> _DATA PROVIDED_:
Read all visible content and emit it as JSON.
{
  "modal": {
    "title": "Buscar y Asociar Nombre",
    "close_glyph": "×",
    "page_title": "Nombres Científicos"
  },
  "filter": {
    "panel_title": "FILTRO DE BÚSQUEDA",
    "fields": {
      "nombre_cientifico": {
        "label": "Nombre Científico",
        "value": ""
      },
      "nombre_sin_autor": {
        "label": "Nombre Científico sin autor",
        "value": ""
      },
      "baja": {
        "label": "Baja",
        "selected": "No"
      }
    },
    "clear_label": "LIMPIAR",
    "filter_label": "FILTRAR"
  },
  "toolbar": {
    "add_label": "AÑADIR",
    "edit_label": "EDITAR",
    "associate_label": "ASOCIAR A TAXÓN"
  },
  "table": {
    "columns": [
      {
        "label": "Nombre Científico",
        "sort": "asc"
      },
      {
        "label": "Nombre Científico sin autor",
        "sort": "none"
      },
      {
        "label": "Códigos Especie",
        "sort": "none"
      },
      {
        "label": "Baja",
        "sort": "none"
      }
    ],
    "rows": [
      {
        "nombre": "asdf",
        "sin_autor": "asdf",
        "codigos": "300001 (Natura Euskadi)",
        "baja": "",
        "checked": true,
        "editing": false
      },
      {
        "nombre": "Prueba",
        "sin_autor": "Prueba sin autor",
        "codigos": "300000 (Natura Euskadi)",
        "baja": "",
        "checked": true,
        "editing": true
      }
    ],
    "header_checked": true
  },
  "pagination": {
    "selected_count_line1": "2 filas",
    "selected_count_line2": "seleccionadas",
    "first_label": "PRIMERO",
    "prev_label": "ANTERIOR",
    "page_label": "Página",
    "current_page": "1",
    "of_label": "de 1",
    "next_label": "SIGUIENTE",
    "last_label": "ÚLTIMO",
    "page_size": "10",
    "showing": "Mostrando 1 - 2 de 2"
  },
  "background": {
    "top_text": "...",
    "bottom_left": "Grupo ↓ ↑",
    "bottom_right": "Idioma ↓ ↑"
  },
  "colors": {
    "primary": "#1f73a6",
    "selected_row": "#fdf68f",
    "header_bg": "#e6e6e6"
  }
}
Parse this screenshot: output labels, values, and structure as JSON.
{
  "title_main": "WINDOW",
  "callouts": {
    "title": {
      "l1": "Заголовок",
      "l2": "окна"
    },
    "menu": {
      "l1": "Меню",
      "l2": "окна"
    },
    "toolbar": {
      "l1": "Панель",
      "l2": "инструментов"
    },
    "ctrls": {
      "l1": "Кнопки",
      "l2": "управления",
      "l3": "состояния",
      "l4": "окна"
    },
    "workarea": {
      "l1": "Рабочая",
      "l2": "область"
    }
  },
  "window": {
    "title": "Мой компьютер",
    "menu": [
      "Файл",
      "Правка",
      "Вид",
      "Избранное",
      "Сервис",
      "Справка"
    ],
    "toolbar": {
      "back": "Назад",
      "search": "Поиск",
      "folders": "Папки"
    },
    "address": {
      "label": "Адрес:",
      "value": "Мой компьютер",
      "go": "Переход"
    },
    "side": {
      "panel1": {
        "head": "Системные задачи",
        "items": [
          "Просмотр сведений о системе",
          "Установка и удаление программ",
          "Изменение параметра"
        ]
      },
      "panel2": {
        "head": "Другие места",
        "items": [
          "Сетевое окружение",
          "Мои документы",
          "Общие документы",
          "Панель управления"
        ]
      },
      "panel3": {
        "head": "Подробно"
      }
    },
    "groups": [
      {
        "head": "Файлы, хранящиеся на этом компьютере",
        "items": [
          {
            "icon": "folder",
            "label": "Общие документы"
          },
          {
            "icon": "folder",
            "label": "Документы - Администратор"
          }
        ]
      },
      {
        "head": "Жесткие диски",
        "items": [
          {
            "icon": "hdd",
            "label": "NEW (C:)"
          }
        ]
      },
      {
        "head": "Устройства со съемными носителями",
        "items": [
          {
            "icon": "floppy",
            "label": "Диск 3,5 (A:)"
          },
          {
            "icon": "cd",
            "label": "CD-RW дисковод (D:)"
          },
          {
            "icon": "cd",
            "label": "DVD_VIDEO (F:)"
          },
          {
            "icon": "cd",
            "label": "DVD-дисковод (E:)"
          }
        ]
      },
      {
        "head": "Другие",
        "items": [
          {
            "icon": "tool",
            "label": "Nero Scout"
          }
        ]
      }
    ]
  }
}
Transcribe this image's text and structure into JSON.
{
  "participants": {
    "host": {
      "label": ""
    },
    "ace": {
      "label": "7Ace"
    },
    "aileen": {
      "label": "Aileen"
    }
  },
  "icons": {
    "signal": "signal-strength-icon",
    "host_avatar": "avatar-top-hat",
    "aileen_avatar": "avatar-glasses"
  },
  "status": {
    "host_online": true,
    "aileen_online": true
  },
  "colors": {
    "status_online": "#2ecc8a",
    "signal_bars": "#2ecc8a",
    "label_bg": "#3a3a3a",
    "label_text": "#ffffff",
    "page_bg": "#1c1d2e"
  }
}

> _PROBLEM STATEMENT_: Filter the records down to the lines that contain the string "codigos", and copy those lines.

> _SOLUTION TO THIS PROBLEM_:
        "codigos": "300001 (Natura Euskadi)",
        "codigos": "300000 (Natura Euskadi)",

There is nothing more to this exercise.